▶ **Written task**: Go through the records below line by line. Count the lines with "País" and give the count alone.
>> Start Data shown
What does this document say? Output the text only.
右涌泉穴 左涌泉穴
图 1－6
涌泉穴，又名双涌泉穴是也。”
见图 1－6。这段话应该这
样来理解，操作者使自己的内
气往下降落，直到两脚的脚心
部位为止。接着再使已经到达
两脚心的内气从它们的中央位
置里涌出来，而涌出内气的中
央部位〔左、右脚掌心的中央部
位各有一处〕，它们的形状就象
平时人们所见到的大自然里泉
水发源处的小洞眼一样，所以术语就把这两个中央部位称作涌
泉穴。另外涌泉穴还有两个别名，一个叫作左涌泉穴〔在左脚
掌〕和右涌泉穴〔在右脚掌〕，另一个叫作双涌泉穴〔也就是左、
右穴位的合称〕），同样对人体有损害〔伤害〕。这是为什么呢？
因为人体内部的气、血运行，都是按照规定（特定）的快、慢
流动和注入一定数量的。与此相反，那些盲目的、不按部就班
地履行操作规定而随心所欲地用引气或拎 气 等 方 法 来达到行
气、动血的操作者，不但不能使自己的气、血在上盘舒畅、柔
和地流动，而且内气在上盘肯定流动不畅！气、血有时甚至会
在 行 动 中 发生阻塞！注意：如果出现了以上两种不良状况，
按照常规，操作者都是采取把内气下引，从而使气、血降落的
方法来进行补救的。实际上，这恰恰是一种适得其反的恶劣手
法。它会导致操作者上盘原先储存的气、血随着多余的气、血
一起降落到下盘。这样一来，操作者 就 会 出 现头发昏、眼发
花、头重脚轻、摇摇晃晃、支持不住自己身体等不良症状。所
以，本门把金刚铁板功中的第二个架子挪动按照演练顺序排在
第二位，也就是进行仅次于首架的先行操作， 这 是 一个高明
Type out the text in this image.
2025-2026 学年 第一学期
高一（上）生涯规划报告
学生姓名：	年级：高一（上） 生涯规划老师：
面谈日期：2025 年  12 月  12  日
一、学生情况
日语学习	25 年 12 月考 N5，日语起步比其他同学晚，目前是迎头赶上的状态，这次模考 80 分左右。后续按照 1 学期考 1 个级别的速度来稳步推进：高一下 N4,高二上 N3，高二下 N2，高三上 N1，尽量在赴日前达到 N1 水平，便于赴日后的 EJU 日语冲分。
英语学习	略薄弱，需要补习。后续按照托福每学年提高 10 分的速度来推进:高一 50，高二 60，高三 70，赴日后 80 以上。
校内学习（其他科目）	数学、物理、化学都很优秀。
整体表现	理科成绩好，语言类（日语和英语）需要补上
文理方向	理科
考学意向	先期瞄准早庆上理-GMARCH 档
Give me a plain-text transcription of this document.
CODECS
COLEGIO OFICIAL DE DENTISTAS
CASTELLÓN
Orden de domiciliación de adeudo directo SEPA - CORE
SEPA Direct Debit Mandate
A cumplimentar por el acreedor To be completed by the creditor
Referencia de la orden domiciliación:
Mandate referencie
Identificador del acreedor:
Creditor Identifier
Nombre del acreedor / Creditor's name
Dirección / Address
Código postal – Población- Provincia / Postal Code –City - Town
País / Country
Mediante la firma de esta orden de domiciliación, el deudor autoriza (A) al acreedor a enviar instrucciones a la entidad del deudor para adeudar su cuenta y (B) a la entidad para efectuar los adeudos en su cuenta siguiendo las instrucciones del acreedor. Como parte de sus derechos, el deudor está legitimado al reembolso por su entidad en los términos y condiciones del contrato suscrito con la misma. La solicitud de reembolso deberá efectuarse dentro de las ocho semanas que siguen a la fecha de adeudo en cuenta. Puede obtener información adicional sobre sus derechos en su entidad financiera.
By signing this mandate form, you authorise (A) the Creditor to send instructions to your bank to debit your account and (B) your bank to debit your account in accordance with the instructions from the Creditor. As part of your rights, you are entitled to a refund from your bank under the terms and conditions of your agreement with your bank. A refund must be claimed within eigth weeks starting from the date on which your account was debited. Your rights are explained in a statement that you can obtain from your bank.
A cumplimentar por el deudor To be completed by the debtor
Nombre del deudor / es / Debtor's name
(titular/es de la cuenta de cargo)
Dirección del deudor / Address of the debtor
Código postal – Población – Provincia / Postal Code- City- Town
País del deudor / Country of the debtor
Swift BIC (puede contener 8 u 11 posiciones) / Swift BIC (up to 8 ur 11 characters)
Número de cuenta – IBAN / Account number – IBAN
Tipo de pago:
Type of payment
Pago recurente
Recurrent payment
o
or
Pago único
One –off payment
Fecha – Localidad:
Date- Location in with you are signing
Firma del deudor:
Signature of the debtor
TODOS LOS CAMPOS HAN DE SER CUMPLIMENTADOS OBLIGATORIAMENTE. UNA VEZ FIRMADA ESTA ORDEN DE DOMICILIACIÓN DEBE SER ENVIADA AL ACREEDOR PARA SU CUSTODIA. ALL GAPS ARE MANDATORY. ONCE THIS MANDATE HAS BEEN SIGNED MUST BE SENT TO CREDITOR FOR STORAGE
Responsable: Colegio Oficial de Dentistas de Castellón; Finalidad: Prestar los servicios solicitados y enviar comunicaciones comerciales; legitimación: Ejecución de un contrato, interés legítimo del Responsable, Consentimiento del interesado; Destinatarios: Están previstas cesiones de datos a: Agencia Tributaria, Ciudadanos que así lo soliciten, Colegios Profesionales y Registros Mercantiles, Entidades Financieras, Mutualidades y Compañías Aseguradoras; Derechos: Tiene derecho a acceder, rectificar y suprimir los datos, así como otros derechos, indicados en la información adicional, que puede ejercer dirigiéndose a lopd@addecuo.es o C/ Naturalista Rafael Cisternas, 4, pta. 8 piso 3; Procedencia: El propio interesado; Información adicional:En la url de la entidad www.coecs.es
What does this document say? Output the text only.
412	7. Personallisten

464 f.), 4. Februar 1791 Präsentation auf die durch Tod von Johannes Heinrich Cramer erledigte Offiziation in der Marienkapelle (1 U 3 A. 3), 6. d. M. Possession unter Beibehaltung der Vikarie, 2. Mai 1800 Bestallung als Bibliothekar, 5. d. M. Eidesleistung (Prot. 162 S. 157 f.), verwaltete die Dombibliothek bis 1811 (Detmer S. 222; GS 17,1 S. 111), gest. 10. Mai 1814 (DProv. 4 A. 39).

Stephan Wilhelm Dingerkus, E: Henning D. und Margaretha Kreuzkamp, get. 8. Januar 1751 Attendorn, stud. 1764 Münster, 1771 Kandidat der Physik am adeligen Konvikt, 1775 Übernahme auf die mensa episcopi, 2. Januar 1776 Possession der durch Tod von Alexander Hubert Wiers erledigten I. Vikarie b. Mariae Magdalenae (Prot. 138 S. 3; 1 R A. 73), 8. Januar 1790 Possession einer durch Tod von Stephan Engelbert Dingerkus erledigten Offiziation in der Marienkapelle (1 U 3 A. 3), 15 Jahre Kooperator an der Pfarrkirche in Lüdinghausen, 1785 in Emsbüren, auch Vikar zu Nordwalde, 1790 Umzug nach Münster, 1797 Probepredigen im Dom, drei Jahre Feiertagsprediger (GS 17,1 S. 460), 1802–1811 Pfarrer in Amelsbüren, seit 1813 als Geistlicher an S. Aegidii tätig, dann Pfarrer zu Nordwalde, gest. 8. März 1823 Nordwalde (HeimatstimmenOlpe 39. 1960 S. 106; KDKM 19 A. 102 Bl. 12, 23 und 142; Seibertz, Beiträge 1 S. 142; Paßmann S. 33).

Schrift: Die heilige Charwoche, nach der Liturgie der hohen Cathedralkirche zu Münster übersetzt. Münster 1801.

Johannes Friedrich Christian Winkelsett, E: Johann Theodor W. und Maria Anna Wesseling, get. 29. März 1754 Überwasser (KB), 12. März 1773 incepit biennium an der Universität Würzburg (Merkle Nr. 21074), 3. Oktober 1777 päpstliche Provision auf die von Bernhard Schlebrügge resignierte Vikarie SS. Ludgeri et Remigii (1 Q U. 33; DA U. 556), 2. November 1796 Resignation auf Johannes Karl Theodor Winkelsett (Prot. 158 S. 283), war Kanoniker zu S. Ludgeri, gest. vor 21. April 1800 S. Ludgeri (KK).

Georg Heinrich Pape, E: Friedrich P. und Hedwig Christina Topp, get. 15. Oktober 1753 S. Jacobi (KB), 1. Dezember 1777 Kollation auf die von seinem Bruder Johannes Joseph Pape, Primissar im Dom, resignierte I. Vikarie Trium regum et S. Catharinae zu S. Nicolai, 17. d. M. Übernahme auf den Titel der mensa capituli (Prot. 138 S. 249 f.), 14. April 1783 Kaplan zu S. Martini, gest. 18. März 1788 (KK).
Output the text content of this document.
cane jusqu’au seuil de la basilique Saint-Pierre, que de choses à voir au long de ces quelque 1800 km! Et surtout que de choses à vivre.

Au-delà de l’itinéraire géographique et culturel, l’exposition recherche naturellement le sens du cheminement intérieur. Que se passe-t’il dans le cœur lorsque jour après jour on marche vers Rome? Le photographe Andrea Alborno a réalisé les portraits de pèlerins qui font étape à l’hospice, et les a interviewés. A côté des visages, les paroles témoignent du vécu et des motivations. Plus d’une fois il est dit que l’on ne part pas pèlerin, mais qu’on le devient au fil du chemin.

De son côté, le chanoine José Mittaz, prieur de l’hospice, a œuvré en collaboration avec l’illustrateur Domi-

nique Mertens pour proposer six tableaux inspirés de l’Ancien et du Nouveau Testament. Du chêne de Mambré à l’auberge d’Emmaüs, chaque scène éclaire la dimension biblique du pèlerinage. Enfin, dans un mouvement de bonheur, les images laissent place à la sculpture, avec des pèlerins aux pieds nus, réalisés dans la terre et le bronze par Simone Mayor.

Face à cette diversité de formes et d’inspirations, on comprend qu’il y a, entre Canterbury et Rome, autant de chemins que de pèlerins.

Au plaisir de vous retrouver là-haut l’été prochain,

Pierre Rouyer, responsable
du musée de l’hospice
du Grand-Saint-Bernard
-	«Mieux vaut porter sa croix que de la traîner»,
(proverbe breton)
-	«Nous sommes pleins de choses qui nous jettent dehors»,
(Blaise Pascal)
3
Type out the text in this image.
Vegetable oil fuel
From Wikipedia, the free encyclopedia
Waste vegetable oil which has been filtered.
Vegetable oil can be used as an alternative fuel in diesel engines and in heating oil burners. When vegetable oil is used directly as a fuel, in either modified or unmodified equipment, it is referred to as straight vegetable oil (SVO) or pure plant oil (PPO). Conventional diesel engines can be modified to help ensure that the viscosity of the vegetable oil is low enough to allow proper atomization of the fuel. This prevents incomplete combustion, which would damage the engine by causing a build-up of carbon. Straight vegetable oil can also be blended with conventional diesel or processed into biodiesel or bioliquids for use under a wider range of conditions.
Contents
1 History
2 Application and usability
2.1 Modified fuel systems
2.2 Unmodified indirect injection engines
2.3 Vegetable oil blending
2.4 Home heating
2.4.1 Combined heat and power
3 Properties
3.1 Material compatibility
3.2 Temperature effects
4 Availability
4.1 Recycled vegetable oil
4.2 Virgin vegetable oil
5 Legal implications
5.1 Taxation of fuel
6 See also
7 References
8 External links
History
>> End Data shown
▶ **The solution**: 2